[BEGIN Stored rows]

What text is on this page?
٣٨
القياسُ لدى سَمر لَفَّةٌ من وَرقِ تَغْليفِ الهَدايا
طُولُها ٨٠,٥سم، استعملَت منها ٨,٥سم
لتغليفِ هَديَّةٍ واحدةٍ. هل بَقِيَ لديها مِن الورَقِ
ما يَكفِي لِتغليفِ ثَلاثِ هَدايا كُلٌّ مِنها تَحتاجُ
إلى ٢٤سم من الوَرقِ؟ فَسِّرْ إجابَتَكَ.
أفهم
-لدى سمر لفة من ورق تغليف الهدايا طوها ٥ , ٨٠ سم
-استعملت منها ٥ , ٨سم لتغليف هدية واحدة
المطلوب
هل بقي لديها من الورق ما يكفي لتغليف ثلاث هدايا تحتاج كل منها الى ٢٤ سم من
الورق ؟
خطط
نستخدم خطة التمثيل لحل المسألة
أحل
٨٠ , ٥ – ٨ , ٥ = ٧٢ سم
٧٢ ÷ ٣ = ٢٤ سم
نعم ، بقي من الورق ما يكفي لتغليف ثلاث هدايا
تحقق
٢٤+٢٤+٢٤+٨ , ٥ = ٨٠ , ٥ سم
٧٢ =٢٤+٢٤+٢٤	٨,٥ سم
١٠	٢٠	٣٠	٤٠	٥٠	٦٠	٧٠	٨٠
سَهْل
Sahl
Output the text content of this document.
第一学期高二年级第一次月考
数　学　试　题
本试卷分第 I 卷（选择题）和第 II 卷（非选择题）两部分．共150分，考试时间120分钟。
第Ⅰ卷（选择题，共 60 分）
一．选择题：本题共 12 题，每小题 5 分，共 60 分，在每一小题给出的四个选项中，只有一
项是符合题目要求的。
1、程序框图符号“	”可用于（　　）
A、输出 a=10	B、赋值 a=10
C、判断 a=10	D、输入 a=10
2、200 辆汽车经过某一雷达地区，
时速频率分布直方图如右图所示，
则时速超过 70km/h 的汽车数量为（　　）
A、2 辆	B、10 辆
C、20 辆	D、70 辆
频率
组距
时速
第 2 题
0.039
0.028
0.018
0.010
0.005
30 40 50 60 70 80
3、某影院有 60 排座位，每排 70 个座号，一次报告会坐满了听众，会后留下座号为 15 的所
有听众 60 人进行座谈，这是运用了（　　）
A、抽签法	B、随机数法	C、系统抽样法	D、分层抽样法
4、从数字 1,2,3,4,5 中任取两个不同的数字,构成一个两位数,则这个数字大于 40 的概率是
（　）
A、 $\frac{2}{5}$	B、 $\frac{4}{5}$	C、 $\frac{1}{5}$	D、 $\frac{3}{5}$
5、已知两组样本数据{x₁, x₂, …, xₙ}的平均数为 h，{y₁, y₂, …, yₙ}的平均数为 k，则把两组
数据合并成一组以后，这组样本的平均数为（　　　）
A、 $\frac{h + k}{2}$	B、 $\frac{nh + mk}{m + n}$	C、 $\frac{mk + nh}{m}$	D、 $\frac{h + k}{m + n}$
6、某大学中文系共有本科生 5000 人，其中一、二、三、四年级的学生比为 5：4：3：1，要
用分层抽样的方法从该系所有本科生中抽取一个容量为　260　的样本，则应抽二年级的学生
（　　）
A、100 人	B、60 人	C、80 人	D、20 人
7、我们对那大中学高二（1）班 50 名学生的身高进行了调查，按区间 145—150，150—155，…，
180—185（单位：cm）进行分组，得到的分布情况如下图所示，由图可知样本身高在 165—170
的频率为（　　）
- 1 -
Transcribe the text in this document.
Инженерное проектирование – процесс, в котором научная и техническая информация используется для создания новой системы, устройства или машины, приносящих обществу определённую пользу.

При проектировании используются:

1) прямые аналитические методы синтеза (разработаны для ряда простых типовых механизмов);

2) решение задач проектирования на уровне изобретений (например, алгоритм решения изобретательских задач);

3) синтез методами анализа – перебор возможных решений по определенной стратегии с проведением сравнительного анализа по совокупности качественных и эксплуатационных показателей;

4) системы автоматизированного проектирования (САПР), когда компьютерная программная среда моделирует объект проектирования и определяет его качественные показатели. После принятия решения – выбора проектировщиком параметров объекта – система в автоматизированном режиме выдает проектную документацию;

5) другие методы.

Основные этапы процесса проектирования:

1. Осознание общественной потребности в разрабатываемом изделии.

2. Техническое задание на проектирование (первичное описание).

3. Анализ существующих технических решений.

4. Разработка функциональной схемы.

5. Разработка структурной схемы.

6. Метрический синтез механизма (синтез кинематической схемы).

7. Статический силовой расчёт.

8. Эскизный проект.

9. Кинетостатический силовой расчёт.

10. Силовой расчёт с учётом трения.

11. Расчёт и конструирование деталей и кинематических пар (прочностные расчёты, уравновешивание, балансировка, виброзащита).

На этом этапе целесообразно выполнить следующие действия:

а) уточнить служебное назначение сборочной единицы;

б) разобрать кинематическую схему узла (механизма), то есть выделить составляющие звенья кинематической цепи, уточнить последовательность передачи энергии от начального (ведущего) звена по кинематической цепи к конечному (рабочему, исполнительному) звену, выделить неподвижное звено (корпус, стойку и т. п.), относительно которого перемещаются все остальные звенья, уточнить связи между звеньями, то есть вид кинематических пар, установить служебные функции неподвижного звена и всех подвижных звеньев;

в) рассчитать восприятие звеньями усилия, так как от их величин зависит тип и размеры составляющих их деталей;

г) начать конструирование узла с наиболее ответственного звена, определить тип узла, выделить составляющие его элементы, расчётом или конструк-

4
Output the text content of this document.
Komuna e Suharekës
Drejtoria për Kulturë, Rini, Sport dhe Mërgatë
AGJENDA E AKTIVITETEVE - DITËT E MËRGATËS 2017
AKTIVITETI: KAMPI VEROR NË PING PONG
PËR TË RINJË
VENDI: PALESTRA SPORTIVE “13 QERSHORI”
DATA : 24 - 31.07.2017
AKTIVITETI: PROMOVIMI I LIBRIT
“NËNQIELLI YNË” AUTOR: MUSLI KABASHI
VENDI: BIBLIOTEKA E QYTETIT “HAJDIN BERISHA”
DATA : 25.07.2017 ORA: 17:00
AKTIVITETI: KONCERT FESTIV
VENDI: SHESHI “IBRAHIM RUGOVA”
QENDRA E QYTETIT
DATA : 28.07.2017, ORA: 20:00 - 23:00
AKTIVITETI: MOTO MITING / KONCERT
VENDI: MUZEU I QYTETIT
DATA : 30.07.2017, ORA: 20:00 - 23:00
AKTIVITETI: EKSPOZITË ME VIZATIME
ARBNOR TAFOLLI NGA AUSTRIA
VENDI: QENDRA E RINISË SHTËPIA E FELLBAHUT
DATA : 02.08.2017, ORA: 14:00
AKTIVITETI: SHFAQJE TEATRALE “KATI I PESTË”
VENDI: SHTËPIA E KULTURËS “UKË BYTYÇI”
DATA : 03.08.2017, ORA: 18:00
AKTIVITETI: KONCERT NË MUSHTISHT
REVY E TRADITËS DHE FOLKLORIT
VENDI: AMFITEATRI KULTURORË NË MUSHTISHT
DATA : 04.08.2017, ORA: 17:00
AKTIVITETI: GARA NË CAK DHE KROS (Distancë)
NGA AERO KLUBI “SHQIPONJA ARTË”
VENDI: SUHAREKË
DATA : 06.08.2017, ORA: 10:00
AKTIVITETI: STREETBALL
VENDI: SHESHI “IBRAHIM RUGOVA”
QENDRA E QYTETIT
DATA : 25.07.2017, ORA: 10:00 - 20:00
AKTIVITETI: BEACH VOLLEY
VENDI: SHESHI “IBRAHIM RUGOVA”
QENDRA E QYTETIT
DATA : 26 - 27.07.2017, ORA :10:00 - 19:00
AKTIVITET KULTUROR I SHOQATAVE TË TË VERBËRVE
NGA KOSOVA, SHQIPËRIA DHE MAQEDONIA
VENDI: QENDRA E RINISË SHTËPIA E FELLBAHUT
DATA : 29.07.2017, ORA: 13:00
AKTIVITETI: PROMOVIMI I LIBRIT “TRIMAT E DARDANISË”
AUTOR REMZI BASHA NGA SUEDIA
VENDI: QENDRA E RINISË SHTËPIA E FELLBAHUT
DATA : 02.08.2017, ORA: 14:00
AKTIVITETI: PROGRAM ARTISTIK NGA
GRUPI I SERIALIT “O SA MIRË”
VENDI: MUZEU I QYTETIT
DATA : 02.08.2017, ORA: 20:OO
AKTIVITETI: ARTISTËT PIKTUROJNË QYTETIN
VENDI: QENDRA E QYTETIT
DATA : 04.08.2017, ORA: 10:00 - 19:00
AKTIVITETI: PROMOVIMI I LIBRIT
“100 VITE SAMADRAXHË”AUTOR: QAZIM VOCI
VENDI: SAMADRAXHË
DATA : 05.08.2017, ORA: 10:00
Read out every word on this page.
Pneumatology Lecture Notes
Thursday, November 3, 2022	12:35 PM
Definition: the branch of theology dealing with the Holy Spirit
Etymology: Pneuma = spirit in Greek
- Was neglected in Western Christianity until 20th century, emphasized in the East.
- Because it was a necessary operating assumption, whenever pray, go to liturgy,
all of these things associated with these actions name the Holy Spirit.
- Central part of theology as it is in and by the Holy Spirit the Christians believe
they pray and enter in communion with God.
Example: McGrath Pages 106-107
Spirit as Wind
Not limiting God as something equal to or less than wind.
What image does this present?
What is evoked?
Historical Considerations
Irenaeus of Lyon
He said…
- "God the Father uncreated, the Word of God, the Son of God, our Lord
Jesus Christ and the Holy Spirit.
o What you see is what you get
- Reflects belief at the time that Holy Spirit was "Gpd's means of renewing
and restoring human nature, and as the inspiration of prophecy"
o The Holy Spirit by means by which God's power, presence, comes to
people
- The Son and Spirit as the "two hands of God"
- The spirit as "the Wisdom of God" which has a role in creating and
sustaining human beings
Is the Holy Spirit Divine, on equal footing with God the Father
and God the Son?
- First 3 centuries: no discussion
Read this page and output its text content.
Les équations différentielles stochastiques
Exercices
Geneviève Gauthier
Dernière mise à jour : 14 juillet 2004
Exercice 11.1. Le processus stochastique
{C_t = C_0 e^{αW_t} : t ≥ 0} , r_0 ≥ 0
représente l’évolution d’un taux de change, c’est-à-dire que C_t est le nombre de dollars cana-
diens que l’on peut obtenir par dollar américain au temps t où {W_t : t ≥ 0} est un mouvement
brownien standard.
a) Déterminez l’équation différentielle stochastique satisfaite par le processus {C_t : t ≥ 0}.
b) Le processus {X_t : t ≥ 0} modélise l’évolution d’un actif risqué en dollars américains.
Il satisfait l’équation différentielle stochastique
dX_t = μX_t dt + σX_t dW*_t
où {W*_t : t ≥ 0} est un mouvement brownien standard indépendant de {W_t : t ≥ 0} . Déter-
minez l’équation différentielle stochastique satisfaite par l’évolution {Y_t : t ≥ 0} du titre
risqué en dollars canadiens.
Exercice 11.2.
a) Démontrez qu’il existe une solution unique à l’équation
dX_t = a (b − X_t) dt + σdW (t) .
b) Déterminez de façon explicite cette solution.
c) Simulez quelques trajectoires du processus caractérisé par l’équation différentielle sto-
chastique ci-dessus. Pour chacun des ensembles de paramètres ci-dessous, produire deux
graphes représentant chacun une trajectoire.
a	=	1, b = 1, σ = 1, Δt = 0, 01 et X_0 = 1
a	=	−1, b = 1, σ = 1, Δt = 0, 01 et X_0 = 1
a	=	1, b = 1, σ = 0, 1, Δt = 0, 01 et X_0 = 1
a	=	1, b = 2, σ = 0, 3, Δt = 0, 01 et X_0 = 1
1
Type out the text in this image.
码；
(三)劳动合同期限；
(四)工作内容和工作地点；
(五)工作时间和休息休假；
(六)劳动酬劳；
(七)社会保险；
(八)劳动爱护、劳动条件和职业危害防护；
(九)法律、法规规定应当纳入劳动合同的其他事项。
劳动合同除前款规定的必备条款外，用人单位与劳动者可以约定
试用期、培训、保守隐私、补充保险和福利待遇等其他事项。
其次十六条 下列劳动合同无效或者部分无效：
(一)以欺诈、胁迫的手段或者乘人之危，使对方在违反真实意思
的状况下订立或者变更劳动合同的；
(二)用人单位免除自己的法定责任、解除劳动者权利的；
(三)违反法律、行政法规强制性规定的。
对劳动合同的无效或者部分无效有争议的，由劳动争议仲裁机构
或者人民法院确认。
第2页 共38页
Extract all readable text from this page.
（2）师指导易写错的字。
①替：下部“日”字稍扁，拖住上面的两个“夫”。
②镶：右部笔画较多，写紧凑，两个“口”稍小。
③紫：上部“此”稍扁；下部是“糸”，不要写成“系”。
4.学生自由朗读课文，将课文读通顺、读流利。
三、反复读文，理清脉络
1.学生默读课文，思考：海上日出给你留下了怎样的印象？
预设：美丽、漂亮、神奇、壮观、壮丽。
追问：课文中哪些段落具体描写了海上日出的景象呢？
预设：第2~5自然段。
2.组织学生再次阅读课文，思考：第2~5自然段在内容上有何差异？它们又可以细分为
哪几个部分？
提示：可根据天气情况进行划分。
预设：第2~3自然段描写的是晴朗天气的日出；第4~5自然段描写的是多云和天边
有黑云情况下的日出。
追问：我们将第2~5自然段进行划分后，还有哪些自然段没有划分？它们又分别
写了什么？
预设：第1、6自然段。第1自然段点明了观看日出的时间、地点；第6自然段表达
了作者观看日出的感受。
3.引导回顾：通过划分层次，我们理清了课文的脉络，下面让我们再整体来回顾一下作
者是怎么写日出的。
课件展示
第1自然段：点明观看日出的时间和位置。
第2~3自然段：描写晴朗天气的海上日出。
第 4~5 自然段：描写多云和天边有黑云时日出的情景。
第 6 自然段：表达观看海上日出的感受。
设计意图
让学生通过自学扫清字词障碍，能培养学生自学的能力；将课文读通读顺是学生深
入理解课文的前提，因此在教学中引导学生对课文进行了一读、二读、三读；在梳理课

[END Stored rows]

Work to be completed:
Every line of the records that includes the word "Father" should be gathered.

In response:
- "God the Father uncreated, the Word of God, the Son of God, our Lord
Is the Holy Spirit Divine, on equal footing with God the Father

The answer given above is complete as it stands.